◆ Tasks:
1. In the market commentary, by what percentage was NMC's share price up at the close of day on Wednesday?
2. Duplicate the part of the market commentary that begins at the words "Despite a subsequent" and stops after "almost any price.".
3. Render this sentence from the market commentary in Spanish: "Hunting has an experienced management team and a strong balance sheet."

Despite a subsequent extraordinary string of developments at NMC, and admissions by it, the share price was enjoying a mini-rally, while markets were crashing last week. It was up 9.7% by the close of day on Wednesday.
However, the company released an after-hours statement at 5.17pm. This has been discussed in detail by my colleague Karl Loomes. My short conclusion is that, due to unapproved activities by its recently-resigned directors, and discrepancies and inconsistencies in bank statements and ledger entries, NMC currently has no idea of its true financial position.
Before the market opened on Thursday, the Financial Conduct Authority agreed to the company’s request for a temporary suspension of its shares while it seeks to clarify its financial position. The situation looks grim to me. Never mind the 938p of the temporarily suspended shares, I’d sell at almost any price.
There are fears the spread of the coronavirus could trigger a broad economic downturn. Alongside crashing stock markets, the price of oil slumped. The shares of oil and oil-related companies may not have been the heaviest fallers, but they did worse than the overall market’s 11% drop.
Oil equipment and services firm Hunting was heading the same way as its peers early in the week. However, its shares jumped higher when it released its annual results on Thursday. This was despite it saying “the outlook for 2020 remains uncertain.”
Hunting has an experienced management team and a strong balance sheet. It’s announced a share buyback programme for the first time in its history as “the board considers the current share price highly undervalues the group.” I agree, and rate the stock a ‘buy’ on 10.7 times forward earnings at a current price of 318p.

Page segmentation data:

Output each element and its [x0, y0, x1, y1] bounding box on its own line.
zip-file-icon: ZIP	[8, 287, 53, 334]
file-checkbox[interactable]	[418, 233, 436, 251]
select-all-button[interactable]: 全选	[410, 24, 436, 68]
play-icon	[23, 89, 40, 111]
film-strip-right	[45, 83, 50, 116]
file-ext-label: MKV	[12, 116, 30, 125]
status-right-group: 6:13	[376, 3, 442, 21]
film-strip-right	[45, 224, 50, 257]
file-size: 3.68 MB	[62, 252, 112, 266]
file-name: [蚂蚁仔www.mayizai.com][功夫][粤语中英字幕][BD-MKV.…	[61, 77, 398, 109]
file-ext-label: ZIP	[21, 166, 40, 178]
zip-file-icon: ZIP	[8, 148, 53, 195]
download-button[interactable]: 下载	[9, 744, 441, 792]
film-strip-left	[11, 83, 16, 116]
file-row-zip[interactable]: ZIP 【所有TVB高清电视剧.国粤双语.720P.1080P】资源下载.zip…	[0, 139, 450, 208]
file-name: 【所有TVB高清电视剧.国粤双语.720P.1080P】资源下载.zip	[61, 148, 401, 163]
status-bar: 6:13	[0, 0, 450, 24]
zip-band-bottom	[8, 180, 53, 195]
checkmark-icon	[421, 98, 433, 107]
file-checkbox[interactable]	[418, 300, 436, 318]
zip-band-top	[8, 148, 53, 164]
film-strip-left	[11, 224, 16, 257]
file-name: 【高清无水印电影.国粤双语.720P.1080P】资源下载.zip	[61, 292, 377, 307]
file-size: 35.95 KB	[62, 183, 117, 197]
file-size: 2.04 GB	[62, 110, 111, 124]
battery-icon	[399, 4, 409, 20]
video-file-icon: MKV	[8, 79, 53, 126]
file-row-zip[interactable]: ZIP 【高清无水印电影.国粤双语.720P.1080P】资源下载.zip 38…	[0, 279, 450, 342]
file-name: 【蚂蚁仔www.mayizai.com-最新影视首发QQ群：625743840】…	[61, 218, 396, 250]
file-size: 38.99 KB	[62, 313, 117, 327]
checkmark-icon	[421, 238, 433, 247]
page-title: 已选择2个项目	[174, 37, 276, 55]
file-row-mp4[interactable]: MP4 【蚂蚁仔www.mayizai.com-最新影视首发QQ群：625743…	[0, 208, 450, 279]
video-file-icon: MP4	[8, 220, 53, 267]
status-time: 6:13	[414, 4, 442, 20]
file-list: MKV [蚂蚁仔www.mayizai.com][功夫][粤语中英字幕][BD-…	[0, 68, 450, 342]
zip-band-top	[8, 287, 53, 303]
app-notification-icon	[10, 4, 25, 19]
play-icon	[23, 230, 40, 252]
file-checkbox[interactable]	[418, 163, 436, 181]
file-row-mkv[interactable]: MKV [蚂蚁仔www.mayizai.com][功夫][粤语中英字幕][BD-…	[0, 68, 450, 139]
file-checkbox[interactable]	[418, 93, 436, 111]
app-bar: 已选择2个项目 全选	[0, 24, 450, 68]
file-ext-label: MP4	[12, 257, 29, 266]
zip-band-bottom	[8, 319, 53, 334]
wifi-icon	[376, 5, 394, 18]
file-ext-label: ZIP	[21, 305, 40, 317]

◆ Task-by-task results:
1. 9.7%

2.
Despite a subsequent extraordinary string of developments at NMC, and admissions by it, the share price was enjoying a mini-rally, while markets were crashing last week. It was up 9.7% by the close of day on Wednesday.
However, the company released an after-hours statement at 5.17pm. This has been discussed in detail by my colleague Karl Loomes. My short conclusion is that, due to unapproved activities by its recently-resigned directors, and discrepancies and inconsistencies in bank statements and ledger entries, NMC currently has no idea of its true financial position.
Before the market opened on Thursday, the Financial Conduct Authority agreed to the company’s request for a temporary suspension of its shares while it seeks to clarify its financial position. The situation looks grim to me. Never mind the 938p of the temporarily suspended shares, I’d sell at almost any price.

3. Hunting cuenta con un equipo directivo experimentado y un balance sólido.